# TASK INSTRUCTIONS:
Copy each line of the listing below exactly.

Structured figure records:
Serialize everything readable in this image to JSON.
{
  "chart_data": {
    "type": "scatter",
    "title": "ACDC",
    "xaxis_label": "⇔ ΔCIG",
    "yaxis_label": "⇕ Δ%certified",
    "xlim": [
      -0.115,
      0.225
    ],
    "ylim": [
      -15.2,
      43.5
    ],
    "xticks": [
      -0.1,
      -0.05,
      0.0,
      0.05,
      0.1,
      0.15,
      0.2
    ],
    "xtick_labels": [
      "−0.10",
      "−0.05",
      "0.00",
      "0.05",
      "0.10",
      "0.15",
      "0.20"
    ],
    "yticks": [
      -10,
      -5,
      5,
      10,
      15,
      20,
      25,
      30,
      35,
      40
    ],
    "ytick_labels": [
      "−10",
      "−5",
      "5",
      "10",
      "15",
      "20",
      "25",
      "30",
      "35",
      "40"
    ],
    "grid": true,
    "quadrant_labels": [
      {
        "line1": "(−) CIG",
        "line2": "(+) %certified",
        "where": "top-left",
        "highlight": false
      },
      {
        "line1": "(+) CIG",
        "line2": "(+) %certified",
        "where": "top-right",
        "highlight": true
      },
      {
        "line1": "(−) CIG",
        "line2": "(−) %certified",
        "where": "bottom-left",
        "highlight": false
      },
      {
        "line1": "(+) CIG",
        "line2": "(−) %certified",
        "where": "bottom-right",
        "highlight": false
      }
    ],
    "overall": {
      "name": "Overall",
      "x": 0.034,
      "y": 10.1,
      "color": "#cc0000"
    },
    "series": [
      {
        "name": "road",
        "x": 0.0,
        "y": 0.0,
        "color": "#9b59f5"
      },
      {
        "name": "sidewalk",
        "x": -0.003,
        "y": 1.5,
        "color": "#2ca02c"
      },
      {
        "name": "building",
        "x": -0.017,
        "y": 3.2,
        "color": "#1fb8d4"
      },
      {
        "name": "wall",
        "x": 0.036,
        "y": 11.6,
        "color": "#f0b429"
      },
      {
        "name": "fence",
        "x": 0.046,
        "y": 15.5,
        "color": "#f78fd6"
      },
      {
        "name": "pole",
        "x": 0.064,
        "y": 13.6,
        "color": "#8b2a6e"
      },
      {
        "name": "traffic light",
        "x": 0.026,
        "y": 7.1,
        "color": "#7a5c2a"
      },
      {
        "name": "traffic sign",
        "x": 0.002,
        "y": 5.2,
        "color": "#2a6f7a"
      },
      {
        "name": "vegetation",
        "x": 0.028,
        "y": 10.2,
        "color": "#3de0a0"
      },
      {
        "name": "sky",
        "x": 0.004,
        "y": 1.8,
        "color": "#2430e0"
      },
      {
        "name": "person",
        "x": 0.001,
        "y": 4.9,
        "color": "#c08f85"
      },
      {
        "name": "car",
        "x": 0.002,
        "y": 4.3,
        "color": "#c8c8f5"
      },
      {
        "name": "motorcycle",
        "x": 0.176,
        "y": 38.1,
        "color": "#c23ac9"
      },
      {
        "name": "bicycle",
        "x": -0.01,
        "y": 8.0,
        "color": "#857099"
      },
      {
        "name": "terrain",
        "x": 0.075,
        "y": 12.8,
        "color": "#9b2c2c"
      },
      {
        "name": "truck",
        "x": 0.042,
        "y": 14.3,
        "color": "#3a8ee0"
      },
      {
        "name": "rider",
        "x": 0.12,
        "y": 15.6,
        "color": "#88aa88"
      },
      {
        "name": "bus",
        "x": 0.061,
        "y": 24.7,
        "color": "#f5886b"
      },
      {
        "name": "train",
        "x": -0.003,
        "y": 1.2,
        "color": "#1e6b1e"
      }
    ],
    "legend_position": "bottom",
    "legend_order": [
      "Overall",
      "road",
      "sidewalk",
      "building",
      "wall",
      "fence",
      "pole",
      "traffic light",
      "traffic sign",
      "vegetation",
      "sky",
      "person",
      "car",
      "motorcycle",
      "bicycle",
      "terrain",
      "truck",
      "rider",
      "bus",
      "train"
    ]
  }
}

# PROBLEM SOLUTION:
Serialize everything readable in this image to JSON.
{
  "chart_data": {
    "type": "scatter",
    "title": "ACDC",
    "xaxis_label": "⇔ ΔCIG",
    "yaxis_label": "⇕ Δ%certified",
    "xlim": [
      -0.115,
      0.225
    ],
    "ylim": [
      -15.2,
      43.5
    ],
    "xticks": [
      -0.1,
      -0.05,
      0.0,
      0.05,
      0.1,
      0.15,
      0.2
    ],
    "xtick_labels": [
      "−0.10",
      "−0.05",
      "0.00",
      "0.05",
      "0.10",
      "0.15",
      "0.20"
    ],
    "yticks": [
      -10,
      -5,
      5,
      10,
      15,
      20,
      25,
      30,
      35,
      40
    ],
    "ytick_labels": [
      "−10",
      "−5",
      "5",
      "10",
      "15",
      "20",
      "25",
      "30",
      "35",
      "40"
    ],
    "grid": true,
    "quadrant_labels": [
      {
        "line1": "(−) CIG",
        "line2": "(+) %certified",
        "where": "top-left",
        "highlight": false
      },
      {
        "line1": "(+) CIG",
        "line2": "(+) %certified",
        "where": "top-right",
        "highlight": true
      },
      {
        "line1": "(−) CIG",
        "line2": "(−) %certified",
        "where": "bottom-left",
        "highlight": false
      },
      {
        "line1": "(+) CIG",
        "line2": "(−) %certified",
        "where": "bottom-right",
        "highlight": false
      }
    ],
    "overall": {
      "name": "Overall",
      "x": 0.034,
      "y": 10.1,
      "color": "#cc0000"
    },
    "series": [
      {
        "name": "road",
        "x": 0.0,
        "y": 0.0,
        "color": "#9b59f5"
      },
      {
        "name": "sidewalk",
        "x": -0.003,
        "y": 1.5,
        "color": "#2ca02c"
      },
      {
        "name": "building",
        "x": -0.017,
        "y": 3.2,
        "color": "#1fb8d4"
      },
      {
        "name": "wall",
        "x": 0.036,
        "y": 11.6,
        "color": "#f0b429"
      },
      {
        "name": "fence",
        "x": 0.046,
        "y": 15.5,
        "color": "#f78fd6"
      },
      {
        "name": "pole",
        "x": 0.064,
        "y": 13.6,
        "color": "#8b2a6e"
      },
      {
        "name": "traffic light",
        "x": 0.026,
        "y": 7.1,
        "color": "#7a5c2a"
      },
      {
        "name": "traffic sign",
        "x": 0.002,
        "y": 5.2,
        "color": "#2a6f7a"
      },
      {
        "name": "vegetation",
        "x": 0.028,
        "y": 10.2,
        "color": "#3de0a0"
      },
      {
        "name": "sky",
        "x": 0.004,
        "y": 1.8,
        "color": "#2430e0"
      },
      {
        "name": "person",
        "x": 0.001,
        "y": 4.9,
        "color": "#c08f85"
      },
      {
        "name": "car",
        "x": 0.002,
        "y": 4.3,
        "color": "#c8c8f5"
      },
      {
        "name": "motorcycle",
        "x": 0.176,
        "y": 38.1,
        "color": "#c23ac9"
      },
      {
        "name": "bicycle",
        "x": -0.01,
        "y": 8.0,
        "color": "#857099"
      },
      {
        "name": "terrain",
        "x": 0.075,
        "y": 12.8,
        "color": "#9b2c2c"
      },
      {
        "name": "truck",
        "x": 0.042,
        "y": 14.3,
        "color": "#3a8ee0"
      },
      {
        "name": "rider",
        "x": 0.12,
        "y": 15.6,
        "color": "#88aa88"
      },
      {
        "name": "bus",
        "x": 0.061,
        "y": 24.7,
        "color": "#f5886b"
      },
      {
        "name": "train",
        "x": -0.003,
        "y": 1.2,
        "color": "#1e6b1e"
      }
    ],
    "legend_position": "bottom",
    "legend_order": [
      "Overall",
      "road",
      "sidewalk",
      "building",
      "wall",
      "fence",
      "pole",
      "traffic light",
      "traffic sign",
      "vegetation",
      "sky",
      "person",
      "car",
      "motorcycle",
      "bicycle",
      "terrain",
      "truck",
      "rider",
      "bus",
      "train"
    ]
  }
}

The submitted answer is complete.